● **The request**
Copy the data exactly; pictures stay out of the copy.
┌─ Extracted entries
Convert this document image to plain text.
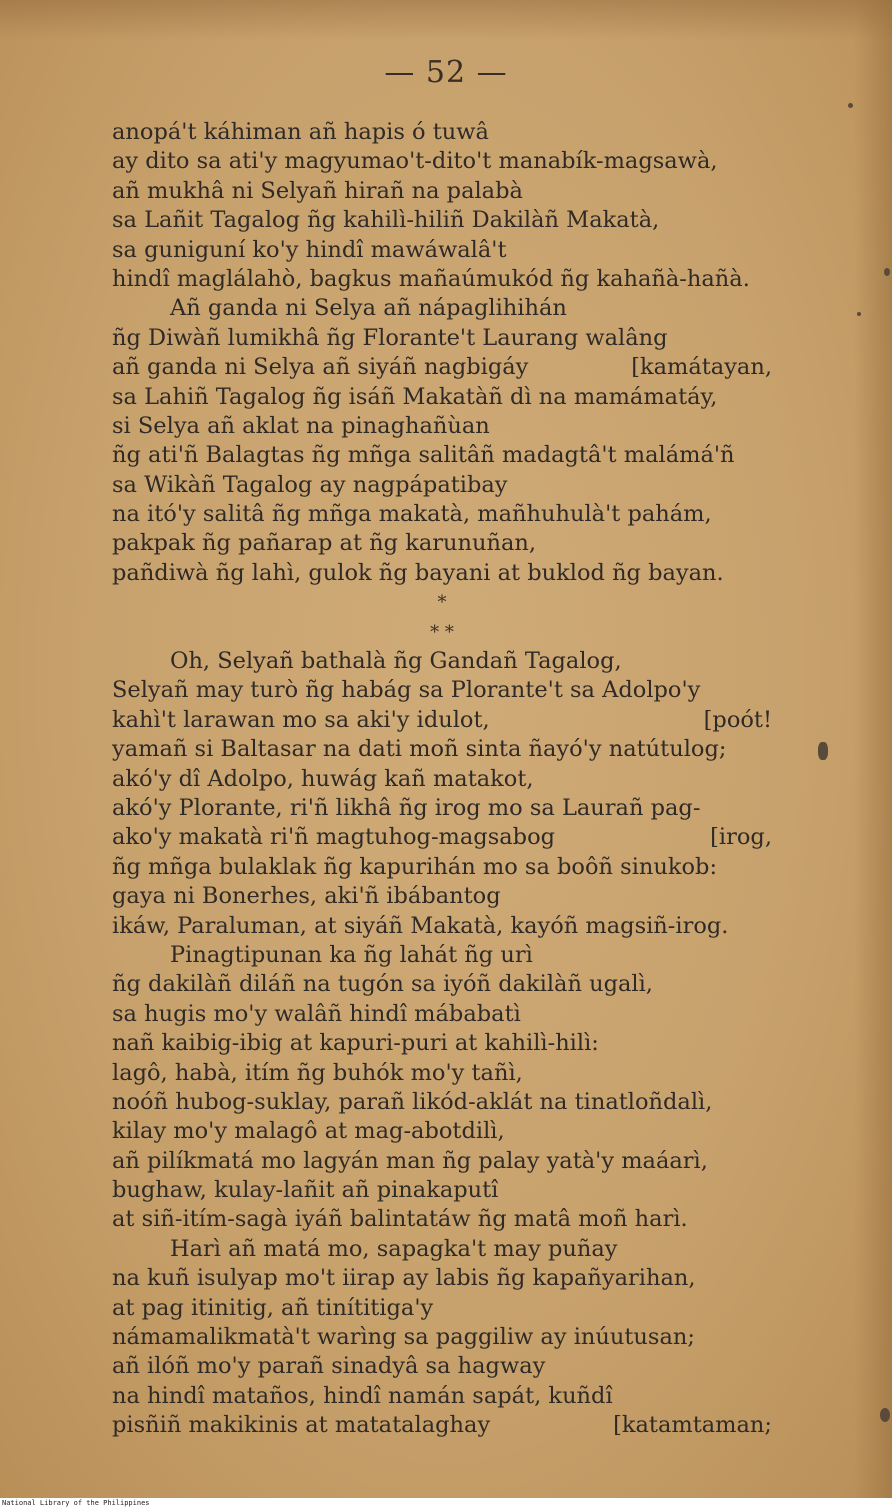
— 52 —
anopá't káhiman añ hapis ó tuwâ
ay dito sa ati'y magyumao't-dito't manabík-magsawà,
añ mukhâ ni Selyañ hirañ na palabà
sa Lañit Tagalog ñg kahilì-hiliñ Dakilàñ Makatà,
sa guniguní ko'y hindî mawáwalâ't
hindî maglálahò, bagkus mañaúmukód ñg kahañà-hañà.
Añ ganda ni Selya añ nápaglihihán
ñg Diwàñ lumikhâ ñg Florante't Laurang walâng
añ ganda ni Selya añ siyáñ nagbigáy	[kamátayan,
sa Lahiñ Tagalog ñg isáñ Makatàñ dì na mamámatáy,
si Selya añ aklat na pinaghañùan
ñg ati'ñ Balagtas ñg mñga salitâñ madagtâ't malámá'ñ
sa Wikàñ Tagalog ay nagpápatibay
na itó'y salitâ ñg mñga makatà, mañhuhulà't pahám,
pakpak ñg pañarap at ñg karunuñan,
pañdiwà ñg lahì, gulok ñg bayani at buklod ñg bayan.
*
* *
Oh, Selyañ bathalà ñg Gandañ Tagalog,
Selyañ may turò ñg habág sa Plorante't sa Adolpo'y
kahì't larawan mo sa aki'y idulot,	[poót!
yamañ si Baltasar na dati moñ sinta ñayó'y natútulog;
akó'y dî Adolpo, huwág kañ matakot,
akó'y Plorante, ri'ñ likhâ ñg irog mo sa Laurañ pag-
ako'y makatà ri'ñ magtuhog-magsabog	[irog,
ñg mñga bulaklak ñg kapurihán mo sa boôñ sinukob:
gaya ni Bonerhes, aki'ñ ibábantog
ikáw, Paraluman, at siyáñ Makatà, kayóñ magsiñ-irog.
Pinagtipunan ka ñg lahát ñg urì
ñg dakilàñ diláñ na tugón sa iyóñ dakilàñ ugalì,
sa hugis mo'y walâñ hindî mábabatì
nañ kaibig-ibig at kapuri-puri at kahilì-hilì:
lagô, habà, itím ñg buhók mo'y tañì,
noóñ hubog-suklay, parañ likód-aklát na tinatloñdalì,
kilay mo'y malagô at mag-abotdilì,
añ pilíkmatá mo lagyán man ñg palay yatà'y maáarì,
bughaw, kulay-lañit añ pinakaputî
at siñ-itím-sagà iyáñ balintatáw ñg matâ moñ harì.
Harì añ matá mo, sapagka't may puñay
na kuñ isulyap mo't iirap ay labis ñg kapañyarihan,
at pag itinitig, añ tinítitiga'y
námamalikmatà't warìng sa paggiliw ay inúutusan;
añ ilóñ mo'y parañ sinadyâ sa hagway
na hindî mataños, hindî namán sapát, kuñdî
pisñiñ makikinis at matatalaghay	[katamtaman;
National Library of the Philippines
└─
● **Exercise answer**
Convert this document image to plain text.
— 52 —
anopá't káhiman añ hapis ó tuwâ
ay dito sa ati'y magyumao't-dito't manabík-magsawà,
añ mukhâ ni Selyañ hirañ na palabà
sa Lañit Tagalog ñg kahilì-hiliñ Dakilàñ Makatà,
sa guniguní ko'y hindî mawáwalâ't
hindî maglálahò, bagkus mañaúmukód ñg kahañà-hañà.
Añ ganda ni Selya añ nápaglihihán
ñg Diwàñ lumikhâ ñg Florante't Laurang walâng
añ ganda ni Selya añ siyáñ nagbigáy	[kamátayan,
sa Lahiñ Tagalog ñg isáñ Makatàñ dì na mamámatáy,
si Selya añ aklat na pinaghañùan
ñg ati'ñ Balagtas ñg mñga salitâñ madagtâ't malámá'ñ
sa Wikàñ Tagalog ay nagpápatibay
na itó'y salitâ ñg mñga makatà, mañhuhulà't pahám,
pakpak ñg pañarap at ñg karunuñan,
pañdiwà ñg lahì, gulok ñg bayani at buklod ñg bayan.
*
* *
Oh, Selyañ bathalà ñg Gandañ Tagalog,
Selyañ may turò ñg habág sa Plorante't sa Adolpo'y
kahì't larawan mo sa aki'y idulot,	[poót!
yamañ si Baltasar na dati moñ sinta ñayó'y natútulog;
akó'y dî Adolpo, huwág kañ matakot,
akó'y Plorante, ri'ñ likhâ ñg irog mo sa Laurañ pag-
ako'y makatà ri'ñ magtuhog-magsabog	[irog,
ñg mñga bulaklak ñg kapurihán mo sa boôñ sinukob:
gaya ni Bonerhes, aki'ñ ibábantog
ikáw, Paraluman, at siyáñ Makatà, kayóñ magsiñ-irog.
Pinagtipunan ka ñg lahát ñg urì
ñg dakilàñ diláñ na tugón sa iyóñ dakilàñ ugalì,
sa hugis mo'y walâñ hindî mábabatì
nañ kaibig-ibig at kapuri-puri at kahilì-hilì:
lagô, habà, itím ñg buhók mo'y tañì,
noóñ hubog-suklay, parañ likód-aklát na tinatloñdalì,
kilay mo'y malagô at mag-abotdilì,
añ pilíkmatá mo lagyán man ñg palay yatà'y maáarì,
bughaw, kulay-lañit añ pinakaputî
at siñ-itím-sagà iyáñ balintatáw ñg matâ moñ harì.
Harì añ matá mo, sapagka't may puñay
na kuñ isulyap mo't iirap ay labis ñg kapañyarihan,
at pag itinitig, añ tinítitiga'y
námamalikmatà't warìng sa paggiliw ay inúutusan;
añ ilóñ mo'y parañ sinadyâ sa hagway
na hindî mataños, hindî namán sapát, kuñdî
pisñiñ makikinis at matatalaghay	[katamtaman;
National Library of the Philippines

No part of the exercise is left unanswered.